-- begin --

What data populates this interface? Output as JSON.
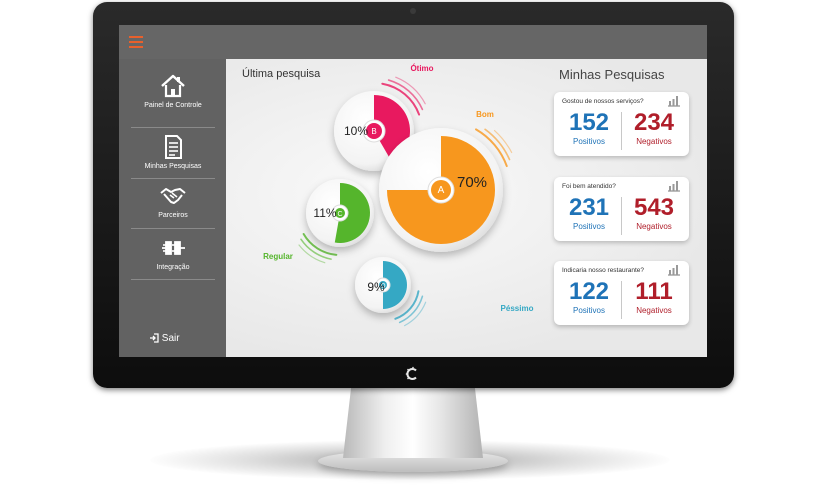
{
  "sidebar": {
    "items": [
      {
        "label": "Painel de Controle",
        "icon": "home-icon"
      },
      {
        "label": "Minhas Pesquisas",
        "icon": "document-icon"
      },
      {
        "label": "Parceiros",
        "icon": "handshake-icon"
      },
      {
        "label": "Integração",
        "icon": "plug-icon"
      }
    ],
    "logout_label": "Sair"
  },
  "main": {
    "section_title": "Última pesquisa"
  },
  "chart_data": {
    "type": "pie",
    "categories": [
      "Ótimo",
      "Bom",
      "Regular",
      "Péssimo"
    ],
    "values": [
      10,
      70,
      11,
      9
    ],
    "value_labels": [
      "10%",
      "70%",
      "11%",
      "9%"
    ],
    "markers": [
      "B",
      "A",
      "C",
      "D"
    ],
    "colors": [
      "#e8195f",
      "#f7971e",
      "#55b52c",
      "#35a8c4"
    ]
  },
  "panel": {
    "title": "Minhas Pesquisas",
    "cards": [
      {
        "question": "Gostou de nossos serviços?",
        "positive": "152",
        "positive_label": "Positivos",
        "negative": "234",
        "negative_label": "Negativos"
      },
      {
        "question": "Foi bem atendido?",
        "positive": "231",
        "positive_label": "Positivos",
        "negative": "543",
        "negative_label": "Negativos"
      },
      {
        "question": "Indicaria nosso restaurante?",
        "positive": "122",
        "positive_label": "Positivos",
        "negative": "111",
        "negative_label": "Negativos"
      }
    ]
  },
  "colors": {
    "accent": "#e8602c",
    "positive": "#1f73b7",
    "negative": "#b01e2a",
    "sidebar": "#626262",
    "topbar": "#666666"
  },
  "brand": {
    "icon": "brand-logo-icon"
  }
}
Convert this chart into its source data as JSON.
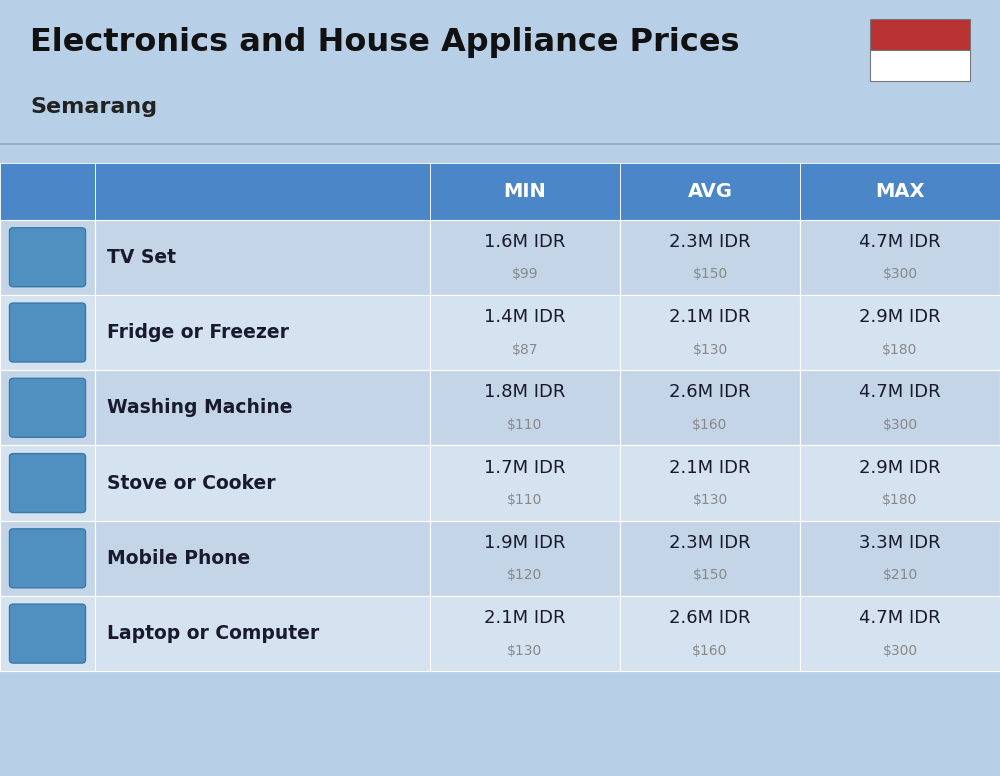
{
  "title_main": "Electronics and House Appliance Prices",
  "subtitle": "Semarang",
  "bg_color": "#b8cfe8",
  "header_color": "#4a86c8",
  "header_text_color": "#ffffff",
  "col_headers": [
    "MIN",
    "AVG",
    "MAX"
  ],
  "items": [
    {
      "name": "TV Set",
      "min_idr": "1.6M IDR",
      "min_usd": "$99",
      "avg_idr": "2.3M IDR",
      "avg_usd": "$150",
      "max_idr": "4.7M IDR",
      "max_usd": "$300"
    },
    {
      "name": "Fridge or Freezer",
      "min_idr": "1.4M IDR",
      "min_usd": "$87",
      "avg_idr": "2.1M IDR",
      "avg_usd": "$130",
      "max_idr": "2.9M IDR",
      "max_usd": "$180"
    },
    {
      "name": "Washing Machine",
      "min_idr": "1.8M IDR",
      "min_usd": "$110",
      "avg_idr": "2.6M IDR",
      "avg_usd": "$160",
      "max_idr": "4.7M IDR",
      "max_usd": "$300"
    },
    {
      "name": "Stove or Cooker",
      "min_idr": "1.7M IDR",
      "min_usd": "$110",
      "avg_idr": "2.1M IDR",
      "avg_usd": "$130",
      "max_idr": "2.9M IDR",
      "max_usd": "$180"
    },
    {
      "name": "Mobile Phone",
      "min_idr": "1.9M IDR",
      "min_usd": "$120",
      "avg_idr": "2.3M IDR",
      "avg_usd": "$150",
      "max_idr": "3.3M IDR",
      "max_usd": "$210"
    },
    {
      "name": "Laptop or Computer",
      "min_idr": "2.1M IDR",
      "min_usd": "$130",
      "avg_idr": "2.6M IDR",
      "avg_usd": "$160",
      "max_idr": "4.7M IDR",
      "max_usd": "$300"
    }
  ],
  "flag_red": "#b83232",
  "flag_white": "#ffffff",
  "idr_color": "#1a1a2e",
  "usd_color": "#888888",
  "name_color": "#1a1a2e",
  "row_color_even": "#c5d5e8",
  "row_color_odd": "#d5e2ef"
}
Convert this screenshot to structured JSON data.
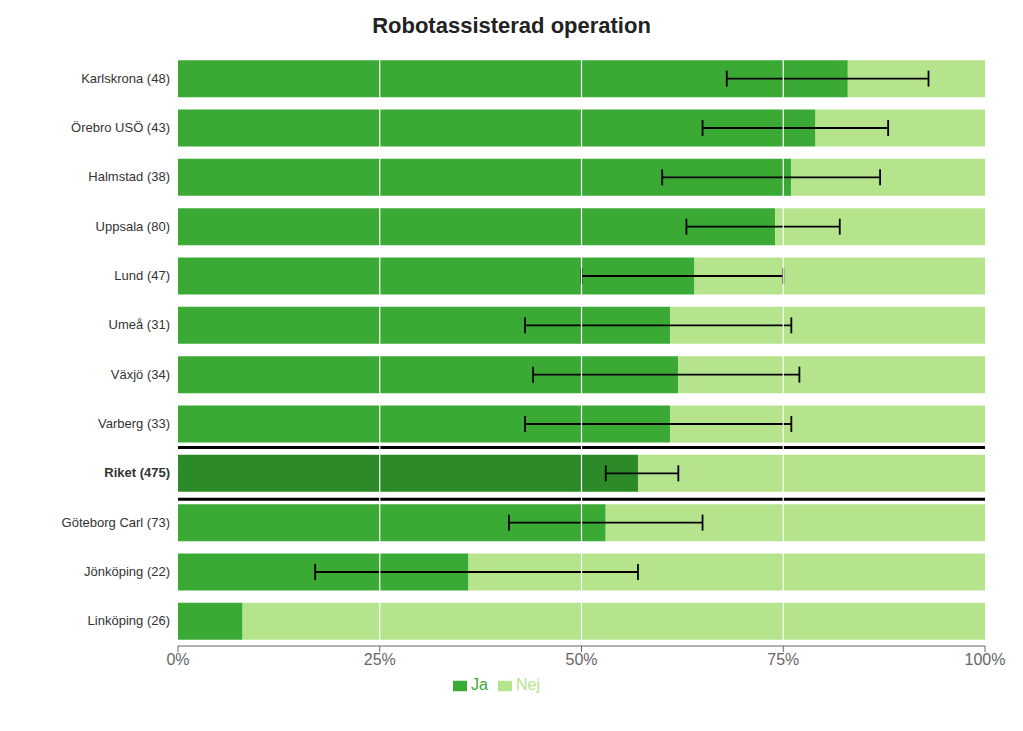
{
  "chart_data": {
    "type": "bar",
    "title": "Robotassisterad operation",
    "orientation": "horizontal",
    "stacked": true,
    "grid": true,
    "legend": "bottom",
    "categories": [
      "Karlskrona (48)",
      "Örebro USÖ (43)",
      "Halmstad (38)",
      "Uppsala (80)",
      "Lund (47)",
      "Umeå (31)",
      "Växjö (34)",
      "Varberg (33)",
      "Riket (475)",
      "Göteborg Carl (73)",
      "Jönköping (22)",
      "Linköping (26)"
    ],
    "series": [
      {
        "name": "Ja",
        "color": "#3aaa35",
        "colors": [
          "#3aaa35",
          "#3aaa35",
          "#3aaa35",
          "#3aaa35",
          "#3aaa35",
          "#3aaa35",
          "#3aaa35",
          "#3aaa35",
          "#2d8a28",
          "#3aaa35",
          "#3aaa35",
          "#3aaa35"
        ],
        "values": [
          83,
          79,
          76,
          74,
          64,
          61,
          62,
          61,
          57,
          53,
          36,
          8
        ],
        "error_low": [
          68,
          65,
          60,
          63,
          50,
          43,
          44,
          43,
          53,
          41,
          17,
          null
        ],
        "error_high": [
          93,
          88,
          87,
          82,
          75,
          76,
          77,
          76,
          62,
          65,
          57,
          null
        ]
      },
      {
        "name": "Nej",
        "color": "#b5e48c",
        "values": [
          17,
          21,
          24,
          26,
          36,
          39,
          38,
          39,
          43,
          47,
          64,
          92
        ]
      }
    ],
    "xlim": [
      0,
      100
    ],
    "xticks": [
      {
        "value": 0,
        "label": "0%"
      },
      {
        "value": 25,
        "label": "25%"
      },
      {
        "value": 50,
        "label": "50%"
      },
      {
        "value": 75,
        "label": "75%"
      },
      {
        "value": 100,
        "label": "100%"
      }
    ]
  }
}
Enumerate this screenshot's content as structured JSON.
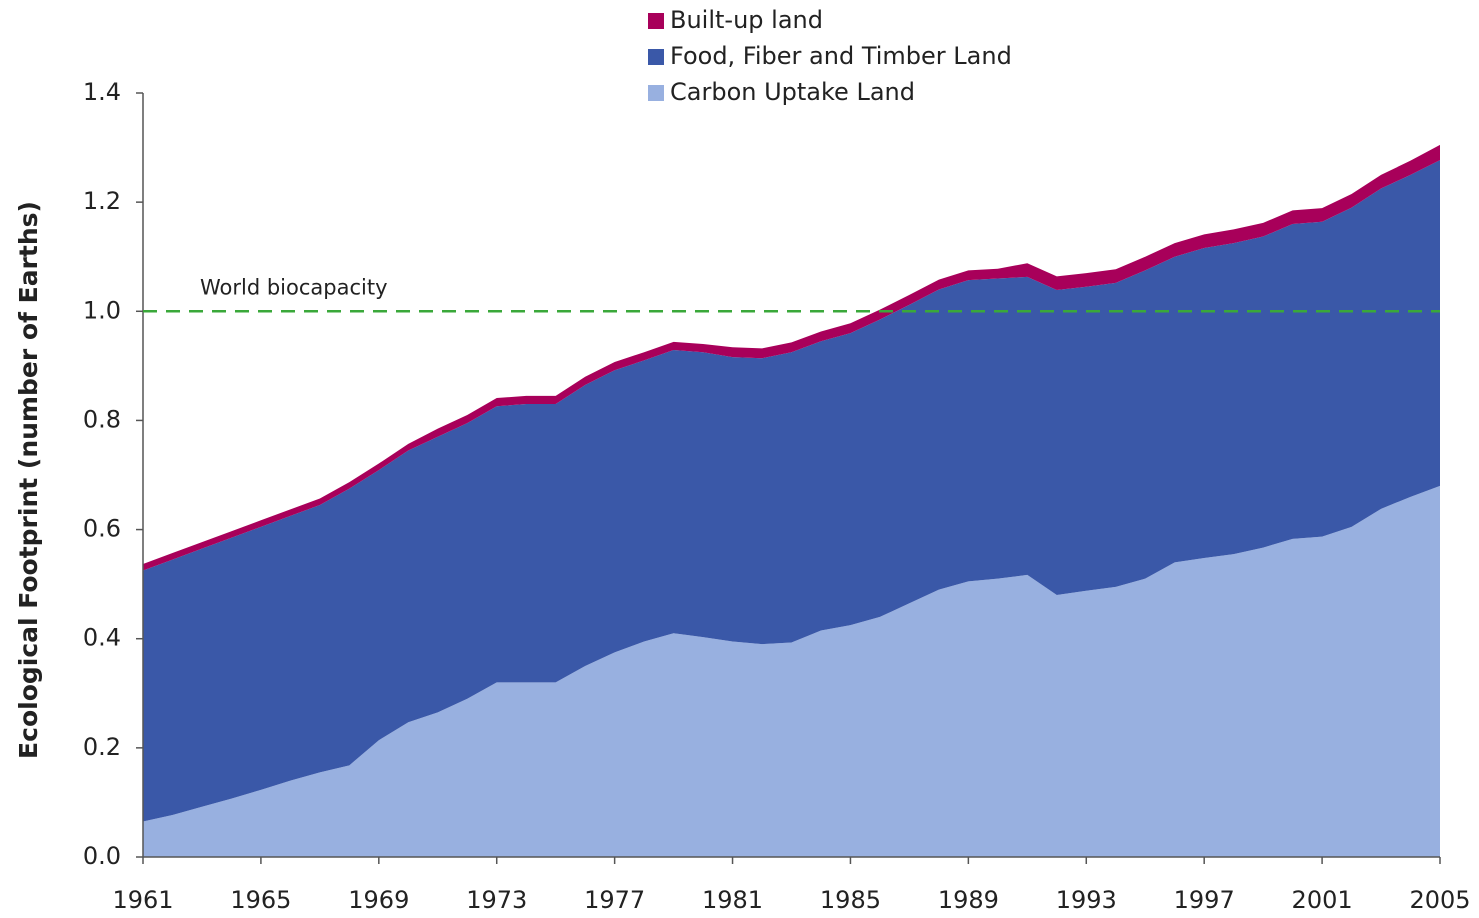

-- end --

▸ Stated task
Filter out all lines lacking the word "screenshot" and copy the rest.

▸ Task result
Convert this screenshot to structured JSON data.
Enumerate this screenshot's content as structured JSON.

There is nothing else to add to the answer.